WRITTEN TASK:
Every line below that contains "name" is to be copied.

Entries with figure data
'''

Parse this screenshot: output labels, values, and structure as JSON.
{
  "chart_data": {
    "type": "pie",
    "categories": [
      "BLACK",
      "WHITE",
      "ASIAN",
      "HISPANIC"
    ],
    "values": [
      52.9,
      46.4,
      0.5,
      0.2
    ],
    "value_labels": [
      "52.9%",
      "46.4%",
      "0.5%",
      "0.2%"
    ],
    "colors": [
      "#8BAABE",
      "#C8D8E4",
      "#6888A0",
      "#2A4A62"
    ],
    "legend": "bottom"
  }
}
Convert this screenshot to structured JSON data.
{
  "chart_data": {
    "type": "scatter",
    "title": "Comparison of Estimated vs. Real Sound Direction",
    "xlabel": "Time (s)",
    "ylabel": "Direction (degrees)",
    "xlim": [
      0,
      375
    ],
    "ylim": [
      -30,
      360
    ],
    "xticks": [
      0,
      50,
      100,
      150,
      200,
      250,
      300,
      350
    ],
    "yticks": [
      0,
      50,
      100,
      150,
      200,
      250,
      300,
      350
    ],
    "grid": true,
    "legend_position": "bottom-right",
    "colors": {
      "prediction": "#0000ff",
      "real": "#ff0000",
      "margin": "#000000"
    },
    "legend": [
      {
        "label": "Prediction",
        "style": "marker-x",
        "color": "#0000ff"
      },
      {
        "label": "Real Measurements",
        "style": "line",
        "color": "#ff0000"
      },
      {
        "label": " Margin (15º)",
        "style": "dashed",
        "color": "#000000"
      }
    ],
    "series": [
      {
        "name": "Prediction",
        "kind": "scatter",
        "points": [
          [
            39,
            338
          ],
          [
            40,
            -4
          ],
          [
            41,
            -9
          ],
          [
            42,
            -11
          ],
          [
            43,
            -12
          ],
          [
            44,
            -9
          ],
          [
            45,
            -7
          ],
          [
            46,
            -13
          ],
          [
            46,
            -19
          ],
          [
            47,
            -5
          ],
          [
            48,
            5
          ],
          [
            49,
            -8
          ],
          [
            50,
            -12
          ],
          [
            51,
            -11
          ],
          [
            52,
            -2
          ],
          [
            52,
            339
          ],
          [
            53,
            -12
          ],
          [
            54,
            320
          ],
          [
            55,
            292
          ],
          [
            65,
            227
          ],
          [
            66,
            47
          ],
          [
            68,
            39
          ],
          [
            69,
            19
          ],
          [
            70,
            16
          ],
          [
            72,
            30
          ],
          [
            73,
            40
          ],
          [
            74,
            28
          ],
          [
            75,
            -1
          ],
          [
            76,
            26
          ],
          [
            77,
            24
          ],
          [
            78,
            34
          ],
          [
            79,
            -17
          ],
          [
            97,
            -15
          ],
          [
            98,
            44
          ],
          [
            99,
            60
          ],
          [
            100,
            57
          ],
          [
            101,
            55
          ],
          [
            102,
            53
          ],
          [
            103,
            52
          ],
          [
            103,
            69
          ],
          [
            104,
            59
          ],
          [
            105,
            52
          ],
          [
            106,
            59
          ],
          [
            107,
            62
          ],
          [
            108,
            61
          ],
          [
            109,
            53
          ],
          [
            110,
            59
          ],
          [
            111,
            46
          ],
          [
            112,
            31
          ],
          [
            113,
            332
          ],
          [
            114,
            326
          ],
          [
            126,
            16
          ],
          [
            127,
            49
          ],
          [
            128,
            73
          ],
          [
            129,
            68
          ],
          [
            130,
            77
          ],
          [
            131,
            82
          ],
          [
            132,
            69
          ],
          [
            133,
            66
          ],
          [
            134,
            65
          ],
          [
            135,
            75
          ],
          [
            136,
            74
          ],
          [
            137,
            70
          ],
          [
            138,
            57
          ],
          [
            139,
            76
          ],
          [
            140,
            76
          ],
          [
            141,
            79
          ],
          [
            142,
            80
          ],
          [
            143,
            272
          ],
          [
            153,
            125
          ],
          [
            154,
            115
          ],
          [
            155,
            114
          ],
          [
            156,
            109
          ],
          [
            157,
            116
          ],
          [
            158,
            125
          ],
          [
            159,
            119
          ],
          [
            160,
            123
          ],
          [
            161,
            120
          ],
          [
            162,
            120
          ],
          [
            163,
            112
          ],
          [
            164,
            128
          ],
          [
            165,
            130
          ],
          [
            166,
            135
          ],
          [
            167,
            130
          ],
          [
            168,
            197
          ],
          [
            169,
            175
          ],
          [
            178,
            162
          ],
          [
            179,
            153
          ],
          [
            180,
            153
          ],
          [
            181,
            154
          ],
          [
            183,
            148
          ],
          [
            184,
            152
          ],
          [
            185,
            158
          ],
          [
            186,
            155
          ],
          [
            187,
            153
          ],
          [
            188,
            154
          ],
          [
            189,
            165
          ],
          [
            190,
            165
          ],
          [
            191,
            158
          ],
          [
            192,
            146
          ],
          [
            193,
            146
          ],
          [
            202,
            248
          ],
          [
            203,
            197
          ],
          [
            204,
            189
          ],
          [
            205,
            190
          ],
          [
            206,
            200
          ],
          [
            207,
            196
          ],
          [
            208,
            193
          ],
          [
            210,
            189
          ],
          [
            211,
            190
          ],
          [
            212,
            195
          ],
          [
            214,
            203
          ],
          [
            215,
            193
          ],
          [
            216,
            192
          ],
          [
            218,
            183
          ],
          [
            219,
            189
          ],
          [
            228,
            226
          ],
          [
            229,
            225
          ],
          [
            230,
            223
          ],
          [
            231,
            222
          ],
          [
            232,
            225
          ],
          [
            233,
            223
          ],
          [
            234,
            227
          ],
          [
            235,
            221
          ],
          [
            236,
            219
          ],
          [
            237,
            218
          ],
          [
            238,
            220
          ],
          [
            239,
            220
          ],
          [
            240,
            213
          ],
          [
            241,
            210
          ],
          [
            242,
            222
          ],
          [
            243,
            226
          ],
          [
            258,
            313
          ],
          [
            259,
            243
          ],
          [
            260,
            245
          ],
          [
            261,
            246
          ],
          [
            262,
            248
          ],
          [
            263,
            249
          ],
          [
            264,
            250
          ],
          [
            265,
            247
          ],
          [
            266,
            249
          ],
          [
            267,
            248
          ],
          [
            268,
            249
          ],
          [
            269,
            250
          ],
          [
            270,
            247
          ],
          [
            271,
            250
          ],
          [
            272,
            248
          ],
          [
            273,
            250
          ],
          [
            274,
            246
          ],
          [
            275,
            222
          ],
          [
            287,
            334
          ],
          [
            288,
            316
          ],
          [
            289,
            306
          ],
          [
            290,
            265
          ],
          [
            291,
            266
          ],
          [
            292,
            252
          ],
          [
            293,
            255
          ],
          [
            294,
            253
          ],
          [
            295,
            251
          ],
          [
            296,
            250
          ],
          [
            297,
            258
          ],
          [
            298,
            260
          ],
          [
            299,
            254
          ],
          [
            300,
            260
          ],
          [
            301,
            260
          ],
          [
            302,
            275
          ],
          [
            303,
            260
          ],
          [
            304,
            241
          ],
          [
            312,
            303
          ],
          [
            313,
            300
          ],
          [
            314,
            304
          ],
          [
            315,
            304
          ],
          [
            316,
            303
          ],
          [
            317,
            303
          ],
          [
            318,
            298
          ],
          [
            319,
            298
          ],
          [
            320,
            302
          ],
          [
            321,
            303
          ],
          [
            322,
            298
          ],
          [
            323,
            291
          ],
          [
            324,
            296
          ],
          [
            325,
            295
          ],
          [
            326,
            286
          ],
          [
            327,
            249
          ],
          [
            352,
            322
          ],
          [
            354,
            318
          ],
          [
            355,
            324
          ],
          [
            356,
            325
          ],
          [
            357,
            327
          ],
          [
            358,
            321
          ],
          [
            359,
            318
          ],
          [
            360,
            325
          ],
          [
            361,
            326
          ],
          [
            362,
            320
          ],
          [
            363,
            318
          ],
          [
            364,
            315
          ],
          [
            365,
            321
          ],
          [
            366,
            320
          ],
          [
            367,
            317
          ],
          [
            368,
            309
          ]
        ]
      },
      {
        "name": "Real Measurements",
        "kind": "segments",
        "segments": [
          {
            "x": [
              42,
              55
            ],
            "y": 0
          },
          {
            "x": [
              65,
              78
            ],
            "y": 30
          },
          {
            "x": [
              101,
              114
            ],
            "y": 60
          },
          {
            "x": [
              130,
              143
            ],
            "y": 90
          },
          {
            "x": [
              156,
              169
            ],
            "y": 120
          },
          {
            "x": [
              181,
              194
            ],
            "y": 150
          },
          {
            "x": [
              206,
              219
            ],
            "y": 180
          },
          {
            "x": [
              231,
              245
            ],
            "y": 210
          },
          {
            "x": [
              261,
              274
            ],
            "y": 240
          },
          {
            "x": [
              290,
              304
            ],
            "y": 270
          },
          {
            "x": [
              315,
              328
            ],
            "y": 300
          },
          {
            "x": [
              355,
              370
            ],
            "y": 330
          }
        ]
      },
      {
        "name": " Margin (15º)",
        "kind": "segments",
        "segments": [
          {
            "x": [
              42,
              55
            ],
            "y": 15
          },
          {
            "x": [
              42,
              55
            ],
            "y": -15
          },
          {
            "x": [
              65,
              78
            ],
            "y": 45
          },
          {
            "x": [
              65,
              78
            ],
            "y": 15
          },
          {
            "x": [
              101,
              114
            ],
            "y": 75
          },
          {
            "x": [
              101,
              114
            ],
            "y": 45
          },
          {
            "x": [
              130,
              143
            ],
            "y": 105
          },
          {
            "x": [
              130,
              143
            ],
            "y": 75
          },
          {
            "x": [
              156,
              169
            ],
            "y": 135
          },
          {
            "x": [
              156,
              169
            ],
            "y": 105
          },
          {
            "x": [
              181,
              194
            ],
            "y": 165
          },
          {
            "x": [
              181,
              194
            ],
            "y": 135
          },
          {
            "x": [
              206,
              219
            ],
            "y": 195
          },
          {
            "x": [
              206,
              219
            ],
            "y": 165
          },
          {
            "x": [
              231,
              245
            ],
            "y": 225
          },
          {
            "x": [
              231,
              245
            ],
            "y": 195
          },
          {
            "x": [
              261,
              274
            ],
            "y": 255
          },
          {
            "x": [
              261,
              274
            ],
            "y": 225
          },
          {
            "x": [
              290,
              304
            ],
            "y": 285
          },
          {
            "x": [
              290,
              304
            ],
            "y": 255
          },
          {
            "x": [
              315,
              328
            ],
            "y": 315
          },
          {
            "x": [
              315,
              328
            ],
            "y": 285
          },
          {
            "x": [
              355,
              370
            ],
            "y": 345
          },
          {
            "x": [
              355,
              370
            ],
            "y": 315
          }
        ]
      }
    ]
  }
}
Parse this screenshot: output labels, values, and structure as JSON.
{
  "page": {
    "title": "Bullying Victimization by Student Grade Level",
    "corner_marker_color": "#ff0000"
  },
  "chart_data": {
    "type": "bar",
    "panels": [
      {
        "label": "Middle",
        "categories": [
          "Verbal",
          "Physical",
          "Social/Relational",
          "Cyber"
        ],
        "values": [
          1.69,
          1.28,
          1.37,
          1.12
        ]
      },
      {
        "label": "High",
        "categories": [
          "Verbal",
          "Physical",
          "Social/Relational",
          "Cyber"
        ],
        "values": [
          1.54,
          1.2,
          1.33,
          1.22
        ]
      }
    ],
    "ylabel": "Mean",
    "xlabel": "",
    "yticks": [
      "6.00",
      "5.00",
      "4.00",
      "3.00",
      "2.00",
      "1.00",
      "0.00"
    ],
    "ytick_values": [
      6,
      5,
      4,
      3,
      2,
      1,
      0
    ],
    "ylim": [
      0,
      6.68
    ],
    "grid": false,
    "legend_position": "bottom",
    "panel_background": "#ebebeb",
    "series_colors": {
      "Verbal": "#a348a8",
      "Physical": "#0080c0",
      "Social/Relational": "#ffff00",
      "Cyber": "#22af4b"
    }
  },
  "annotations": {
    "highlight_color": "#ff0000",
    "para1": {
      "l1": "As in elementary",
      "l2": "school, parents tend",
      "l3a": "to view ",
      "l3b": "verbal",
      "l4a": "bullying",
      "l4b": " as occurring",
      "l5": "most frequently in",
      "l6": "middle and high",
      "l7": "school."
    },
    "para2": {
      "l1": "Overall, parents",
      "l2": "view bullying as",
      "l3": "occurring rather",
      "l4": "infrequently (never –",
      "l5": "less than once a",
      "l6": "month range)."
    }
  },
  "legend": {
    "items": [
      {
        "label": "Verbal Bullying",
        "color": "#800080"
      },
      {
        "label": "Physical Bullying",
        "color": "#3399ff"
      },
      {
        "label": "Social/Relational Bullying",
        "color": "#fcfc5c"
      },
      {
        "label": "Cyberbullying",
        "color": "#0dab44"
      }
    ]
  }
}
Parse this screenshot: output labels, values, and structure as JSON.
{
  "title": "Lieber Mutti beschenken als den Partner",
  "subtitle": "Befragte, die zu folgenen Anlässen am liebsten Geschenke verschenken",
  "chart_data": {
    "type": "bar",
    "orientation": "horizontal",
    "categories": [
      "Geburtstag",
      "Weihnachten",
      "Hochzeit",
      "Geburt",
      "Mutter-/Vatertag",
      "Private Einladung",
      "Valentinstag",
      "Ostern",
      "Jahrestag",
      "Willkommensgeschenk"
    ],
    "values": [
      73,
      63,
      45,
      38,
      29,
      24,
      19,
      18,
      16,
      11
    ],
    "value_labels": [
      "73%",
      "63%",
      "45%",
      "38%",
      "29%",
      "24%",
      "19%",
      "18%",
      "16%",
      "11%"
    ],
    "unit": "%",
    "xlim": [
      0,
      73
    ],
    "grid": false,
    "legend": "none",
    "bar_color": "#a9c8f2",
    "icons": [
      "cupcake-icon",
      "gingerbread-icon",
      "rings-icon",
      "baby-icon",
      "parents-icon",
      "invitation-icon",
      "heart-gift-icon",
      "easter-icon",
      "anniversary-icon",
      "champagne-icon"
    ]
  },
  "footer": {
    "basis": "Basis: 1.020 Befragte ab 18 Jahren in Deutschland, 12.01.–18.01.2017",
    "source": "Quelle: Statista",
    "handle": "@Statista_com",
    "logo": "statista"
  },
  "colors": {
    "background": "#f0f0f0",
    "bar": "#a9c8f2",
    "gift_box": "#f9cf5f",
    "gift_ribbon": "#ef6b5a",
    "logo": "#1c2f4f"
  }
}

'''

TASK RESPONSE:
        "name": "Prediction",
        "name": "Real Measurements",
        "name": " Margin (15º)",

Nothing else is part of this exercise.